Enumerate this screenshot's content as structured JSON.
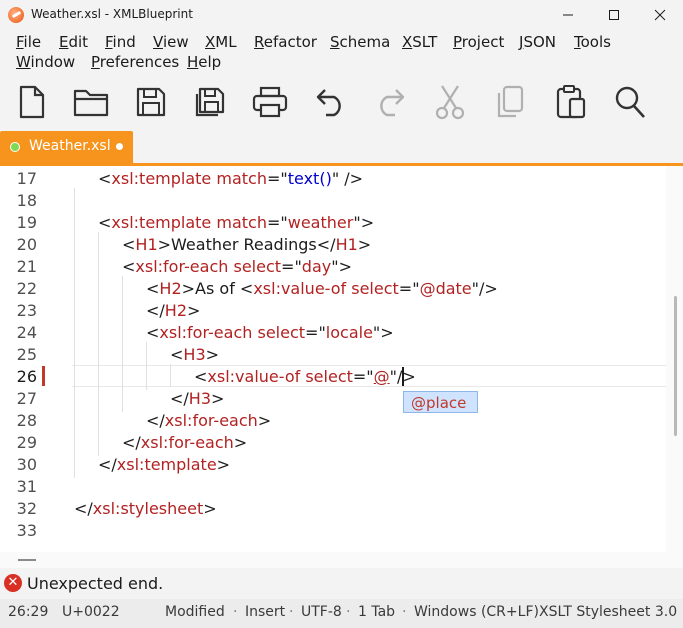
{
  "window": {
    "title": "Weather.xsl - XMLBlueprint"
  },
  "menu": {
    "row1": [
      {
        "label": "File"
      },
      {
        "label": "Edit"
      },
      {
        "label": "Find"
      },
      {
        "label": "View"
      },
      {
        "label": "XML"
      },
      {
        "label": "Refactor"
      },
      {
        "label": "Schema"
      },
      {
        "label": "XSLT"
      },
      {
        "label": "Project"
      },
      {
        "label": "JSON"
      },
      {
        "label": "Tools"
      }
    ],
    "row2": [
      {
        "label": "Window"
      },
      {
        "label": "Preferences"
      },
      {
        "label": "Help"
      }
    ]
  },
  "toolbar": {
    "icons": [
      "new-file-icon",
      "open-folder-icon",
      "save-icon",
      "save-all-icon",
      "print-icon",
      "undo-icon",
      "redo-icon",
      "cut-icon",
      "copy-icon",
      "paste-icon",
      "search-icon"
    ]
  },
  "tabs": [
    {
      "label": "Weather.xsl",
      "modified": true
    }
  ],
  "editor": {
    "lines": [
      {
        "n": "17",
        "src": "<xsl:template match=\"text()\" />"
      },
      {
        "n": "18",
        "src": ""
      },
      {
        "n": "19",
        "src": "<xsl:template match=\"weather\">"
      },
      {
        "n": "20",
        "src": "<H1>Weather Readings</H1>"
      },
      {
        "n": "21",
        "src": "<xsl:for-each select=\"day\">"
      },
      {
        "n": "22",
        "src": "<H2>As of <xsl:value-of select=\"@date\"/>"
      },
      {
        "n": "23",
        "src": "</H2>"
      },
      {
        "n": "24",
        "src": "<xsl:for-each select=\"locale\">"
      },
      {
        "n": "25",
        "src": "<H3>"
      },
      {
        "n": "26",
        "src": "<xsl:value-of select=\"@\"/>"
      },
      {
        "n": "27",
        "src": "</H3>"
      },
      {
        "n": "28",
        "src": "</xsl:for-each>"
      },
      {
        "n": "29",
        "src": "</xsl:for-each>"
      },
      {
        "n": "30",
        "src": "</xsl:template>"
      },
      {
        "n": "31",
        "src": ""
      },
      {
        "n": "32",
        "src": "</xsl:stylesheet>"
      },
      {
        "n": "33",
        "src": ""
      }
    ],
    "completion": "@place"
  },
  "message": {
    "text": "Unexpected end."
  },
  "status": {
    "position": "26:29",
    "codepoint": "U+0022",
    "state": "Modified",
    "mode": "Insert",
    "encoding": "UTF-8",
    "indent": "1 Tab",
    "line_endings": "Windows (CR+LF)",
    "doc_type": "XSLT Stylesheet 3.0"
  }
}
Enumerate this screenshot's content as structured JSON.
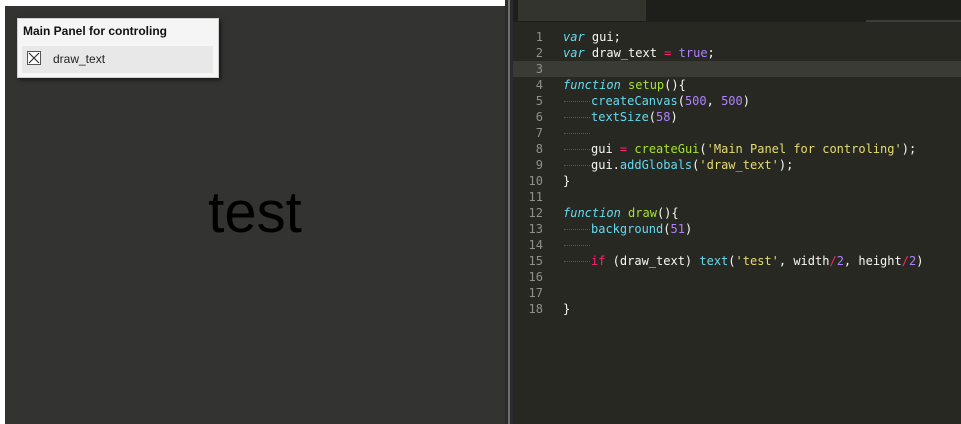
{
  "preview": {
    "gui_panel": {
      "title": "Main Panel for controling",
      "checkbox_label": "draw_text",
      "checked": true
    },
    "canvas_text": "test",
    "colors": {
      "canvas_bg": "#333331",
      "text": "#000000"
    }
  },
  "editor": {
    "line_numbers": [
      "1",
      "2",
      "3",
      "4",
      "5",
      "6",
      "7",
      "8",
      "9",
      "10",
      "11",
      "12",
      "13",
      "14",
      "15",
      "16",
      "17",
      "18"
    ],
    "colors": {
      "background": "#272822",
      "keyword": "#66d9ef",
      "function": "#a6e22e",
      "number": "#ae81ff",
      "string": "#e6db74",
      "operator": "#f92672",
      "text": "#f8f8f2"
    },
    "lines": [
      {
        "indent": 0,
        "tokens": [
          {
            "t": "var",
            "c": "kw"
          },
          {
            "t": " gui;",
            "c": "pl"
          }
        ]
      },
      {
        "indent": 0,
        "tokens": [
          {
            "t": "var",
            "c": "kw"
          },
          {
            "t": " draw_text ",
            "c": "pl"
          },
          {
            "t": "=",
            "c": "op"
          },
          {
            "t": " ",
            "c": "pl"
          },
          {
            "t": "true",
            "c": "num"
          },
          {
            "t": ";",
            "c": "pl"
          }
        ]
      },
      {
        "indent": 0,
        "tokens": []
      },
      {
        "indent": 0,
        "tokens": [
          {
            "t": "function",
            "c": "kw"
          },
          {
            "t": " ",
            "c": "pl"
          },
          {
            "t": "setup",
            "c": "fn"
          },
          {
            "t": "(){",
            "c": "pl"
          }
        ]
      },
      {
        "indent": 1,
        "tokens": [
          {
            "t": "createCanvas",
            "c": "bi"
          },
          {
            "t": "(",
            "c": "pl"
          },
          {
            "t": "500",
            "c": "num"
          },
          {
            "t": ", ",
            "c": "pl"
          },
          {
            "t": "500",
            "c": "num"
          },
          {
            "t": ")",
            "c": "pl"
          }
        ]
      },
      {
        "indent": 1,
        "tokens": [
          {
            "t": "textSize",
            "c": "bi"
          },
          {
            "t": "(",
            "c": "pl"
          },
          {
            "t": "58",
            "c": "num"
          },
          {
            "t": ")",
            "c": "pl"
          }
        ]
      },
      {
        "indent": 1,
        "tokens": []
      },
      {
        "indent": 1,
        "tokens": [
          {
            "t": "gui ",
            "c": "pl"
          },
          {
            "t": "=",
            "c": "op"
          },
          {
            "t": " ",
            "c": "pl"
          },
          {
            "t": "createGui",
            "c": "fn"
          },
          {
            "t": "(",
            "c": "pl"
          },
          {
            "t": "'Main Panel for controling'",
            "c": "str"
          },
          {
            "t": ");",
            "c": "pl"
          }
        ]
      },
      {
        "indent": 1,
        "tokens": [
          {
            "t": "gui.",
            "c": "pl"
          },
          {
            "t": "addGlobals",
            "c": "bi"
          },
          {
            "t": "(",
            "c": "pl"
          },
          {
            "t": "'draw_text'",
            "c": "str"
          },
          {
            "t": ");",
            "c": "pl"
          }
        ]
      },
      {
        "indent": 0,
        "tokens": [
          {
            "t": "}",
            "c": "pl"
          }
        ]
      },
      {
        "indent": 0,
        "tokens": []
      },
      {
        "indent": 0,
        "tokens": [
          {
            "t": "function",
            "c": "kw"
          },
          {
            "t": " ",
            "c": "pl"
          },
          {
            "t": "draw",
            "c": "fn"
          },
          {
            "t": "(){",
            "c": "pl"
          }
        ]
      },
      {
        "indent": 1,
        "tokens": [
          {
            "t": "background",
            "c": "bi"
          },
          {
            "t": "(",
            "c": "pl"
          },
          {
            "t": "51",
            "c": "num"
          },
          {
            "t": ")",
            "c": "pl"
          }
        ]
      },
      {
        "indent": 1,
        "tokens": []
      },
      {
        "indent": 1,
        "tokens": [
          {
            "t": "if",
            "c": "op"
          },
          {
            "t": " (draw_text) ",
            "c": "pl"
          },
          {
            "t": "text",
            "c": "bi"
          },
          {
            "t": "(",
            "c": "pl"
          },
          {
            "t": "'test'",
            "c": "str"
          },
          {
            "t": ", width",
            "c": "pl"
          },
          {
            "t": "/",
            "c": "op"
          },
          {
            "t": "2",
            "c": "num"
          },
          {
            "t": ", height",
            "c": "pl"
          },
          {
            "t": "/",
            "c": "op"
          },
          {
            "t": "2",
            "c": "num"
          },
          {
            "t": ")",
            "c": "pl"
          }
        ]
      },
      {
        "indent": 0,
        "tokens": []
      },
      {
        "indent": 0,
        "tokens": []
      },
      {
        "indent": 0,
        "tokens": [
          {
            "t": "}",
            "c": "pl"
          }
        ]
      }
    ]
  }
}
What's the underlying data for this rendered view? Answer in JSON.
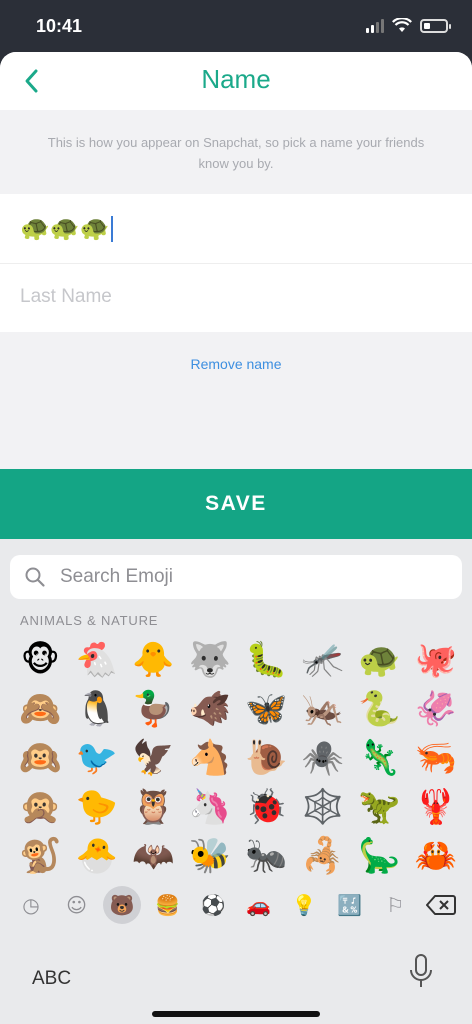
{
  "status_bar": {
    "time": "10:41"
  },
  "nav": {
    "title": "Name",
    "back_icon": "chevron-left-icon"
  },
  "hint": "This is how you appear on Snapchat, so pick a name your friends know you by.",
  "form": {
    "first_name_value": "🐢🐢🐢",
    "last_name_placeholder": "Last Name"
  },
  "remove_name_label": "Remove name",
  "save_label": "SAVE",
  "colors": {
    "accent": "#14a585",
    "title": "#1ba98a",
    "link": "#3d8fe0"
  },
  "keyboard": {
    "search_placeholder": "Search Emoji",
    "category_label": "ANIMALS & NATURE",
    "emojis": [
      "🐵",
      "🐔",
      "🐥",
      "🐺",
      "🐛",
      "🦟",
      "🐢",
      "🐙",
      "🙈",
      "🐧",
      "🦆",
      "🐗",
      "🦋",
      "🦗",
      "🐍",
      "🦑",
      "🙉",
      "🐦",
      "🦅",
      "🐴",
      "🐌",
      "🕷️",
      "🦎",
      "🦐",
      "🙊",
      "🐤",
      "🦉",
      "🦄",
      "🐞",
      "🕸️",
      "🦖",
      "🦞",
      "🐒",
      "🐣",
      "🦇",
      "🐝",
      "🐜",
      "🦂",
      "🦕",
      "🦀"
    ],
    "categories": [
      {
        "name": "recent-icon",
        "glyph": "◷"
      },
      {
        "name": "smileys-icon",
        "glyph": "☺"
      },
      {
        "name": "animals-icon",
        "glyph": "🐻",
        "active": true
      },
      {
        "name": "food-icon",
        "glyph": "🍔"
      },
      {
        "name": "activity-icon",
        "glyph": "⚽"
      },
      {
        "name": "travel-icon",
        "glyph": "🚗"
      },
      {
        "name": "objects-icon",
        "glyph": "💡"
      },
      {
        "name": "symbols-icon",
        "glyph": "🔣"
      },
      {
        "name": "flags-icon",
        "glyph": "⚐"
      }
    ],
    "abc_label": "ABC"
  }
}
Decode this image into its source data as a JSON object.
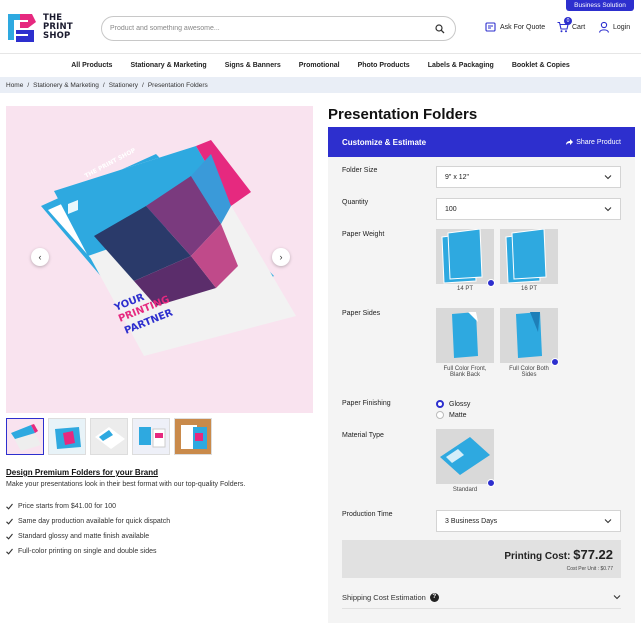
{
  "header": {
    "business_button": "Business Solution",
    "logo_line1": "THE",
    "logo_line2": "PRINT",
    "logo_line3": "SHOP",
    "search_placeholder": "Product and something awesome...",
    "ask_quote": "Ask For Quote",
    "cart": "Cart",
    "cart_count": "0",
    "login": "Login"
  },
  "nav": {
    "items": [
      "All Products",
      "Stationary & Marketing",
      "Signs & Banners",
      "Promotional",
      "Photo Products",
      "Labels & Packaging",
      "Booklet & Copies"
    ]
  },
  "breadcrumb": [
    "Home",
    "Stationery & Marketing",
    "Stationery",
    "Presentation Folders"
  ],
  "breadcrumb_sep": "/",
  "gallery": {
    "prev": "‹",
    "next": "›",
    "folder_tagline": "YOUR PRINTING PARTNER",
    "folder_tagline_l1": "YOUR",
    "folder_tagline_l2": "PRINTING",
    "folder_tagline_l3": "PARTNER"
  },
  "description": {
    "title": "Design Premium Folders for your Brand",
    "text": "Make your presentations look in their best format with our top-quality Folders.",
    "features": [
      "Price starts from $41.00 for 100",
      "Same day production available for quick dispatch",
      "Standard glossy and matte finish available",
      "Full-color printing on single and double sides"
    ]
  },
  "product": {
    "title": "Presentation Folders",
    "customize": "Customize & Estimate",
    "share": "Share Product",
    "folder_size_label": "Folder Size",
    "folder_size_value": "9\" x 12\"",
    "quantity_label": "Quantity",
    "quantity_value": "100",
    "paper_weight_label": "Paper Weight",
    "weights": [
      "14 PT",
      "16 PT"
    ],
    "paper_sides_label": "Paper Sides",
    "sides": [
      "Full Color Front, Blank Back",
      "Full Color Both Sides"
    ],
    "sides_0_l1": "Full Color Front,",
    "sides_0_l2": "Blank Back",
    "sides_1_l1": "Full Color Both",
    "sides_1_l2": "Sides",
    "finishing_label": "Paper Finishing",
    "finishes": [
      "Glossy",
      "Matte"
    ],
    "material_label": "Material Type",
    "material": "Standard",
    "production_label": "Production Time",
    "production_value": "3 Business Days",
    "printing_cost_label": "Printing Cost:",
    "printing_cost": "$77.22",
    "cost_per_unit": "Cost Per Unit : $0.77",
    "shipping": "Shipping Cost Estimation",
    "help_glyph": "?"
  },
  "colors": {
    "accent": "#2d2fce",
    "pink": "#e6297f",
    "cyan": "#2ea9e0"
  }
}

* [Set problem]: Report the count of lines in the entries that contain the string "Front", and nothing besides it.

* [Answer to the task]: 2